### [INSTRUCTIONS FOR THE TASK]
Wherever a line holds the word "title", copy that line out.

### [SOURCE RECORDS]
···
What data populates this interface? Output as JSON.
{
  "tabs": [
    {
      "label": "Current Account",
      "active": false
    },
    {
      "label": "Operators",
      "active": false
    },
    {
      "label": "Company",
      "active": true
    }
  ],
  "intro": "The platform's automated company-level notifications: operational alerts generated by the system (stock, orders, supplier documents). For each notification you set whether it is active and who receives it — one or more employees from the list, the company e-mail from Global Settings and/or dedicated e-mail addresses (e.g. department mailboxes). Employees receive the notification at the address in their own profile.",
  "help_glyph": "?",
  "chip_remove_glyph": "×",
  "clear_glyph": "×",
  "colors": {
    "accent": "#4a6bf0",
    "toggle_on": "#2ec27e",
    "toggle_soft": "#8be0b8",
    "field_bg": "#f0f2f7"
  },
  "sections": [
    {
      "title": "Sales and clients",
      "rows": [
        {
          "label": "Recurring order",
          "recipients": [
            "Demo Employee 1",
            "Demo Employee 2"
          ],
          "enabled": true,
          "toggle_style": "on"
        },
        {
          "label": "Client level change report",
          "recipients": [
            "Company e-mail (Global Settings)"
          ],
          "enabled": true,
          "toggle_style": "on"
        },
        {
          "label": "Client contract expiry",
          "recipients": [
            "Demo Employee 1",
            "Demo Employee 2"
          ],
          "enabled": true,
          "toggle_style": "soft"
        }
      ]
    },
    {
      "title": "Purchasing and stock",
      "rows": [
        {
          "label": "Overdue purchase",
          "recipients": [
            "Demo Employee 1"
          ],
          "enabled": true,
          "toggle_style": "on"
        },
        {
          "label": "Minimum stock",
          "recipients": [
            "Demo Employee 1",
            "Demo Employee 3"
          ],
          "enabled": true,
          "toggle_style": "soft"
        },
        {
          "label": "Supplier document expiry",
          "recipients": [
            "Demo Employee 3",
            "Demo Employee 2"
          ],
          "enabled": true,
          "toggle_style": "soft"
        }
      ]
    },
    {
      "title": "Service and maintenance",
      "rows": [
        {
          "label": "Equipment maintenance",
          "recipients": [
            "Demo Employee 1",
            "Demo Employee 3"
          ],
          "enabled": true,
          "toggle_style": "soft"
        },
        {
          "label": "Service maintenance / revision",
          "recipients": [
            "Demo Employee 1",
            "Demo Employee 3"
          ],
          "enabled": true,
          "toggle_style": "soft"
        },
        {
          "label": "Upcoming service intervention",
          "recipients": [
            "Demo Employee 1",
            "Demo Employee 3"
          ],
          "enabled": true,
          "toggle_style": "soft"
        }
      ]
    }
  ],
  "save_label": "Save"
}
···
### [RESULT FOR THIS EXERCISE]
      "title": "Sales and clients",
      "title": "Purchasing and stock",
      "title": "Service and maintenance",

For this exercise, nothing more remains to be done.